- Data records
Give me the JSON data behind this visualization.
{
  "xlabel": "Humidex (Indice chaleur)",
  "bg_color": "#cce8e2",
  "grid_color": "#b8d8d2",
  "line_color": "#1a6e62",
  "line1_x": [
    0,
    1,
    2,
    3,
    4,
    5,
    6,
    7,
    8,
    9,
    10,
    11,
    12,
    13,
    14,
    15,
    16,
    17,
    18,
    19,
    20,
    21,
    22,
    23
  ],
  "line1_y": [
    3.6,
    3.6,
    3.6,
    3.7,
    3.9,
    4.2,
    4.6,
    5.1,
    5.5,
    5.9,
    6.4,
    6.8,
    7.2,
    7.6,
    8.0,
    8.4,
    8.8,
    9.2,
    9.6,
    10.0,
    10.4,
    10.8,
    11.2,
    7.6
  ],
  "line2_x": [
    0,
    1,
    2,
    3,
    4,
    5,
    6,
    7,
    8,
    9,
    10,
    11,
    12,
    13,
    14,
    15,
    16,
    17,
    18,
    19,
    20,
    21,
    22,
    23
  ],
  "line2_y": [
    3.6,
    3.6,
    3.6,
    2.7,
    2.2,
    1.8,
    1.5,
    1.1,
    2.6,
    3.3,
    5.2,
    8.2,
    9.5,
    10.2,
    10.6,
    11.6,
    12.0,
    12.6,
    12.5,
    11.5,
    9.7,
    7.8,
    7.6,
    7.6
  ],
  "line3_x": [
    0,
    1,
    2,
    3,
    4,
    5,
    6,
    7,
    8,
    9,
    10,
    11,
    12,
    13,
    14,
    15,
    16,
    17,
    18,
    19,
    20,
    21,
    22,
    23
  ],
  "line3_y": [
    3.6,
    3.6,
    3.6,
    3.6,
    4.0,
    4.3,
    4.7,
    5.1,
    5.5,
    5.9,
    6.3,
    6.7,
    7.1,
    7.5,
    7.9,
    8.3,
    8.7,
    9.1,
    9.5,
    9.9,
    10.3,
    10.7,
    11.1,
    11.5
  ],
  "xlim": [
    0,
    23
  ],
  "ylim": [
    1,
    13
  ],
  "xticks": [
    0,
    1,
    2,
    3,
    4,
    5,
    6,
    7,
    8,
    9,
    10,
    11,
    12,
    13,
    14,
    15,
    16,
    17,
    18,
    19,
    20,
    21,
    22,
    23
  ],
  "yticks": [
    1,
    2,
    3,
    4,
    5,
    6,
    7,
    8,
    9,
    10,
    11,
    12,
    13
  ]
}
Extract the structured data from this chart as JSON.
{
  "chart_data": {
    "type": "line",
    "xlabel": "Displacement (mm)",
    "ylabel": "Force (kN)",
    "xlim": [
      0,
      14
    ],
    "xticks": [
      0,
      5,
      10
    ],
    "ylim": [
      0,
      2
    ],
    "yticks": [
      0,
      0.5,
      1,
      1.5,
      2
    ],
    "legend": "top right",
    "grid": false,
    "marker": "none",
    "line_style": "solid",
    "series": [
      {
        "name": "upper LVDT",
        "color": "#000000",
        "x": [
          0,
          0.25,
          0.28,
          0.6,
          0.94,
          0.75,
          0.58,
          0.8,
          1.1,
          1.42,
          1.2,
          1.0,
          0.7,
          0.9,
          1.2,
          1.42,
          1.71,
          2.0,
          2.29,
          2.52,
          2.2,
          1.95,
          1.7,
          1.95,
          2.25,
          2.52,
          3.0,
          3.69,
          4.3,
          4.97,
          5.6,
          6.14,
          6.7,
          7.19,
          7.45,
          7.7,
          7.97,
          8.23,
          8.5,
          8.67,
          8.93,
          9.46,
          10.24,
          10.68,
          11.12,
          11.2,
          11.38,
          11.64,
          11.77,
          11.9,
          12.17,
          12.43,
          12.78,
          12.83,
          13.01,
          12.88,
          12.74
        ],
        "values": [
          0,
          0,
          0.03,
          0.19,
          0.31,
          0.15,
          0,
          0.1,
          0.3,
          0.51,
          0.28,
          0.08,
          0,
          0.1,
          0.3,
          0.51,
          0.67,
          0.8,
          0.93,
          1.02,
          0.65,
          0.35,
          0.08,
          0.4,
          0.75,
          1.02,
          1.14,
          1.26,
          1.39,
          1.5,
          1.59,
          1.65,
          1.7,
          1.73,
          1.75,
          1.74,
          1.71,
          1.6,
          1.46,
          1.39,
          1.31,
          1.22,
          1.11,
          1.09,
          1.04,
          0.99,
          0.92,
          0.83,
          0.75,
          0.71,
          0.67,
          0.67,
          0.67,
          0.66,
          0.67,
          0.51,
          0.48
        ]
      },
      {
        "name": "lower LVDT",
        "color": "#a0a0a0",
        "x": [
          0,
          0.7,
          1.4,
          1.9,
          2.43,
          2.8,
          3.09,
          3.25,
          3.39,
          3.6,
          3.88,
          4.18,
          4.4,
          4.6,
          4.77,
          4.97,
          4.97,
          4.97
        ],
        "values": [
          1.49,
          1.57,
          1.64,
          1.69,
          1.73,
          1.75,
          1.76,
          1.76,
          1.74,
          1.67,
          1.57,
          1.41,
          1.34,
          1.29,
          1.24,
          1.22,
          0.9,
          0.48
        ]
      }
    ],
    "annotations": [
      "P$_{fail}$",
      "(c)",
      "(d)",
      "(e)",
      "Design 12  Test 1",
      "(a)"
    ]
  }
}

- What the task asks
Would you restate each of the entries word for word?

- Finished exercise
Give me the JSON data behind this visualization.
{
  "xlabel": "Humidex (Indice chaleur)",
  "bg_color": "#cce8e2",
  "grid_color": "#b8d8d2",
  "line_color": "#1a6e62",
  "line1_x": [
    0,
    1,
    2,
    3,
    4,
    5,
    6,
    7,
    8,
    9,
    10,
    11,
    12,
    13,
    14,
    15,
    16,
    17,
    18,
    19,
    20,
    21,
    22,
    23
  ],
  "line1_y": [
    3.6,
    3.6,
    3.6,
    3.7,
    3.9,
    4.2,
    4.6,
    5.1,
    5.5,
    5.9,
    6.4,
    6.8,
    7.2,
    7.6,
    8.0,
    8.4,
    8.8,
    9.2,
    9.6,
    10.0,
    10.4,
    10.8,
    11.2,
    7.6
  ],
  "line2_x": [
    0,
    1,
    2,
    3,
    4,
    5,
    6,
    7,
    8,
    9,
    10,
    11,
    12,
    13,
    14,
    15,
    16,
    17,
    18,
    19,
    20,
    21,
    22,
    23
  ],
  "line2_y": [
    3.6,
    3.6,
    3.6,
    2.7,
    2.2,
    1.8,
    1.5,
    1.1,
    2.6,
    3.3,
    5.2,
    8.2,
    9.5,
    10.2,
    10.6,
    11.6,
    12.0,
    12.6,
    12.5,
    11.5,
    9.7,
    7.8,
    7.6,
    7.6
  ],
  "line3_x": [
    0,
    1,
    2,
    3,
    4,
    5,
    6,
    7,
    8,
    9,
    10,
    11,
    12,
    13,
    14,
    15,
    16,
    17,
    18,
    19,
    20,
    21,
    22,
    23
  ],
  "line3_y": [
    3.6,
    3.6,
    3.6,
    3.6,
    4.0,
    4.3,
    4.7,
    5.1,
    5.5,
    5.9,
    6.3,
    6.7,
    7.1,
    7.5,
    7.9,
    8.3,
    8.7,
    9.1,
    9.5,
    9.9,
    10.3,
    10.7,
    11.1,
    11.5
  ],
  "xlim": [
    0,
    23
  ],
  "ylim": [
    1,
    13
  ],
  "xticks": [
    0,
    1,
    2,
    3,
    4,
    5,
    6,
    7,
    8,
    9,
    10,
    11,
    12,
    13,
    14,
    15,
    16,
    17,
    18,
    19,
    20,
    21,
    22,
    23
  ],
  "yticks": [
    1,
    2,
    3,
    4,
    5,
    6,
    7,
    8,
    9,
    10,
    11,
    12,
    13
  ]
}
Extract the structured data from this chart as JSON.
{
  "chart_data": {
    "type": "line",
    "xlabel": "Displacement (mm)",
    "ylabel": "Force (kN)",
    "xlim": [
      0,
      14
    ],
    "xticks": [
      0,
      5,
      10
    ],
    "ylim": [
      0,
      2
    ],
    "yticks": [
      0,
      0.5,
      1,
      1.5,
      2
    ],
    "legend": "top right",
    "grid": false,
    "marker": "none",
    "line_style": "solid",
    "series": [
      {
        "name": "upper LVDT",
        "color": "#000000",
        "x": [
          0,
          0.25,
          0.28,
          0.6,
          0.94,
          0.75,
          0.58,
          0.8,
          1.1,
          1.42,
          1.2,
          1.0,
          0.7,
          0.9,
          1.2,
          1.42,
          1.71,
          2.0,
          2.29,
          2.52,
          2.2,
          1.95,
          1.7,
          1.95,
          2.25,
          2.52,
          3.0,
          3.69,
          4.3,
          4.97,
          5.6,
          6.14,
          6.7,
          7.19,
          7.45,
          7.7,
          7.97,
          8.23,
          8.5,
          8.67,
          8.93,
          9.46,
          10.24,
          10.68,
          11.12,
          11.2,
          11.38,
          11.64,
          11.77,
          11.9,
          12.17,
          12.43,
          12.78,
          12.83,
          13.01,
          12.88,
          12.74
        ],
        "values": [
          0,
          0,
          0.03,
          0.19,
          0.31,
          0.15,
          0,
          0.1,
          0.3,
          0.51,
          0.28,
          0.08,
          0,
          0.1,
          0.3,
          0.51,
          0.67,
          0.8,
          0.93,
          1.02,
          0.65,
          0.35,
          0.08,
          0.4,
          0.75,
          1.02,
          1.14,
          1.26,
          1.39,
          1.5,
          1.59,
          1.65,
          1.7,
          1.73,
          1.75,
          1.74,
          1.71,
          1.6,
          1.46,
          1.39,
          1.31,
          1.22,
          1.11,
          1.09,
          1.04,
          0.99,
          0.92,
          0.83,
          0.75,
          0.71,
          0.67,
          0.67,
          0.67,
          0.66,
          0.67,
          0.51,
          0.48
        ]
      },
      {
        "name": "lower LVDT",
        "color": "#a0a0a0",
        "x": [
          0,
          0.7,
          1.4,
          1.9,
          2.43,
          2.8,
          3.09,
          3.25,
          3.39,
          3.6,
          3.88,
          4.18,
          4.4,
          4.6,
          4.77,
          4.97,
          4.97,
          4.97
        ],
        "values": [
          1.49,
          1.57,
          1.64,
          1.69,
          1.73,
          1.75,
          1.76,
          1.76,
          1.74,
          1.67,
          1.57,
          1.41,
          1.34,
          1.29,
          1.24,
          1.22,
          0.9,
          0.48
        ]
      }
    ],
    "annotations": [
      "P$_{fail}$",
      "(c)",
      "(d)",
      "(e)",
      "Design 12  Test 1",
      "(a)"
    ]
  }
}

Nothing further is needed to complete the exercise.